** start of SUPPLIED DATA **

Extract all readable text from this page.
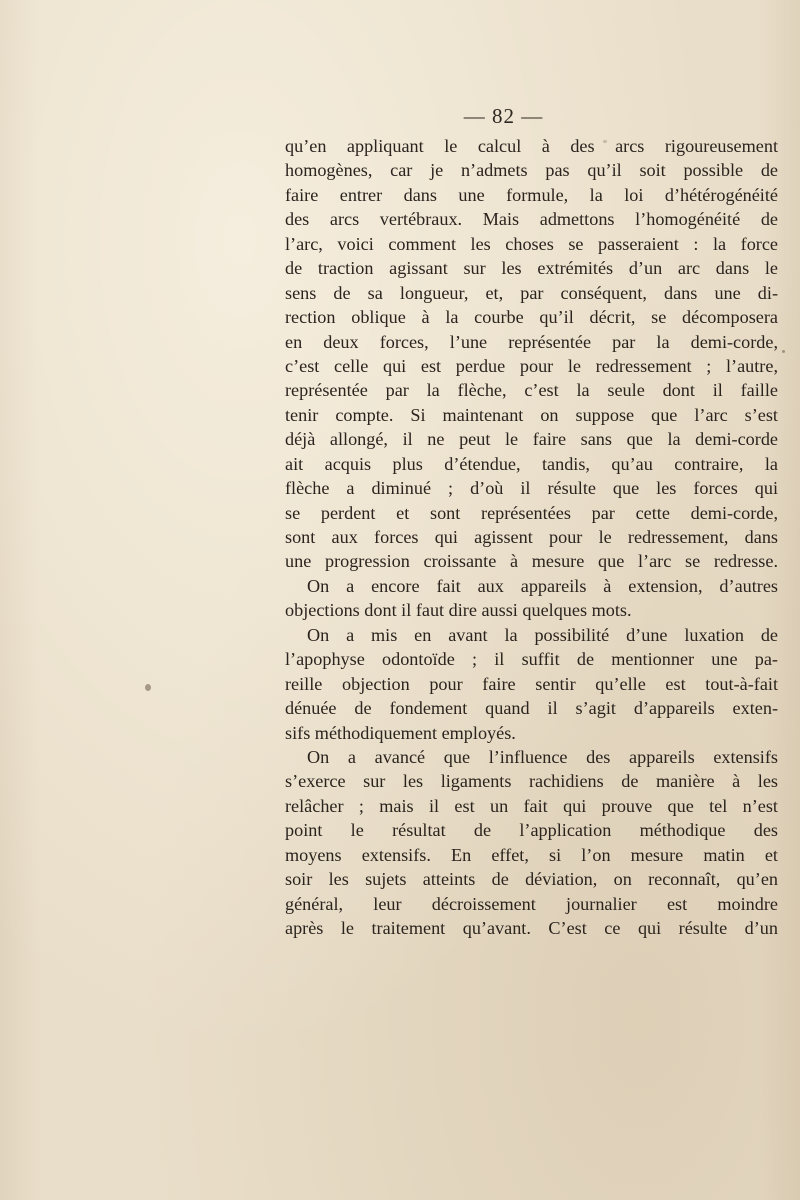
— 82 —
qu’en appliquant le calcul à des arcs rigoureusement
homogènes, car je n’admets pas qu’il soit possible de
faire entrer dans une formule, la loi d’hétérogénéité
des arcs vertébraux. Mais admettons l’homogénéité de
l’arc, voici comment les choses se passeraient : la force
de traction agissant sur les extrémités d’un arc dans le
sens de sa longueur, et, par conséquent, dans une di-
rection oblique à la courbe qu’il décrit, se décomposera
en deux forces, l’une représentée par la demi-corde,
c’est celle qui est perdue pour le redressement ; l’autre,
représentée par la flèche, c’est la seule dont il faille
tenir compte. Si maintenant on suppose que l’arc s’est
déjà allongé, il ne peut le faire sans que la demi-corde
ait acquis plus d’étendue, tandis, qu’au contraire, la
flèche a diminué ; d’où il résulte que les forces qui
se perdent et sont représentées par cette demi-corde,
sont aux forces qui agissent pour le redressement, dans
une progression croissante à mesure que l’arc se redresse.
On a encore fait aux appareils à extension, d’autres
objections dont il faut dire aussi quelques mots.
On a mis en avant la possibilité d’une luxation de
l’apophyse odontoïde ; il suffit de mentionner une pa-
reille objection pour faire sentir qu’elle est tout-à-fait
dénuée de fondement quand il s’agit d’appareils exten-
sifs méthodiquement employés.
On a avancé que l’influence des appareils extensifs
s’exerce sur les ligaments rachidiens de manière à les
relâcher ; mais il est un fait qui prouve que tel n’est
point le résultat de l’application méthodique des
moyens extensifs. En effet, si l’on mesure matin et
soir les sujets atteints de déviation, on reconnaît, qu’en
général, leur décroissement journalier est moindre
après le traitement qu’avant. C’est ce qui résulte d’un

** end of SUPPLIED DATA **

▶ **WORK INSTRUCTIONS**: Using the records above, copy every line that has the word "appareils" in it.

▶ **WRITTEN REPLY**:
On a encore fait aux appareils à extension, d’autres
dénuée de fondement quand il s’agit d’appareils exten-
On a avancé que l’influence des appareils extensifs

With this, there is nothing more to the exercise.